WHAT IS REQUIRED =
Pick out each line of the records in which the word "profile" appears.

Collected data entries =

────────

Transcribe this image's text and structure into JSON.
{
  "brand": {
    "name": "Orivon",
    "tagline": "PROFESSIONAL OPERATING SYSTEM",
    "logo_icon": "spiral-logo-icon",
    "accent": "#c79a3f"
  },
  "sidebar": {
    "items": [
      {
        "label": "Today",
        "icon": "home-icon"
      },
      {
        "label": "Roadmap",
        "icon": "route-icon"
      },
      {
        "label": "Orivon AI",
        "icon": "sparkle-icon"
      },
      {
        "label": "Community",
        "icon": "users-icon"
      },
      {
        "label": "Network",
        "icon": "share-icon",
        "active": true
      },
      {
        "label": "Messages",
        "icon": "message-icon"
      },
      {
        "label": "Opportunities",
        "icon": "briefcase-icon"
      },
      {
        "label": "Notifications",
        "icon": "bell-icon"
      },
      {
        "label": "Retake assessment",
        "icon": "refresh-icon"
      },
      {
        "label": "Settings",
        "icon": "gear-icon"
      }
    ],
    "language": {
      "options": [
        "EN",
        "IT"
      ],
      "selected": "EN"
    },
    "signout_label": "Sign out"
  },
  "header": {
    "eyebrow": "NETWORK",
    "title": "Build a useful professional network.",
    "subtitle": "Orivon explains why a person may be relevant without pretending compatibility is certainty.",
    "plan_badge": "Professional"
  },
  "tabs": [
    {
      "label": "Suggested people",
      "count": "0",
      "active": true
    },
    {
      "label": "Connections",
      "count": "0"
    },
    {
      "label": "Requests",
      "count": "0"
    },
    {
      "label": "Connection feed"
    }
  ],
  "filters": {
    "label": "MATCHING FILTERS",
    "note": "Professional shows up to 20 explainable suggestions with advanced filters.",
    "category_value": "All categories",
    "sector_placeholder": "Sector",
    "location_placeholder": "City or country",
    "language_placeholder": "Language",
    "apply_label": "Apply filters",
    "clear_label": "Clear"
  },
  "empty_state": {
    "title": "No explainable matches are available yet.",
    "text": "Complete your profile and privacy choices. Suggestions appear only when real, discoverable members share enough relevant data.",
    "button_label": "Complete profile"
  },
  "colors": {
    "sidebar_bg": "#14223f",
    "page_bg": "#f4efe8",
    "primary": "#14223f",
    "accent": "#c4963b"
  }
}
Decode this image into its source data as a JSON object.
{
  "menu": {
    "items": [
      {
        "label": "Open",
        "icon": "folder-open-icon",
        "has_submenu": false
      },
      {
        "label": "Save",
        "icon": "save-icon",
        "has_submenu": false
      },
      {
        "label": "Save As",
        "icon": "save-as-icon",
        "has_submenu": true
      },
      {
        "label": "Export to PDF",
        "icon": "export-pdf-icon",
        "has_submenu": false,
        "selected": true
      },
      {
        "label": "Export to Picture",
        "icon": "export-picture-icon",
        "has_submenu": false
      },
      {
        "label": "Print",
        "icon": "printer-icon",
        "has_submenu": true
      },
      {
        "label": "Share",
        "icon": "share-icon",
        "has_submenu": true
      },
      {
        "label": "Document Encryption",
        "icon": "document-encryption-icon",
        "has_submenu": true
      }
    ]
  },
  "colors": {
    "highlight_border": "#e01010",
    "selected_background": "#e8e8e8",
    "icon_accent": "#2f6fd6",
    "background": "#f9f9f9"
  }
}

────────

SOLUTION TO THIS TASK =
    "text": "Complete your profile and privacy choices. Suggestions appear only when real, discoverable members share enough relevant data.",
    "button_label": "Complete profile"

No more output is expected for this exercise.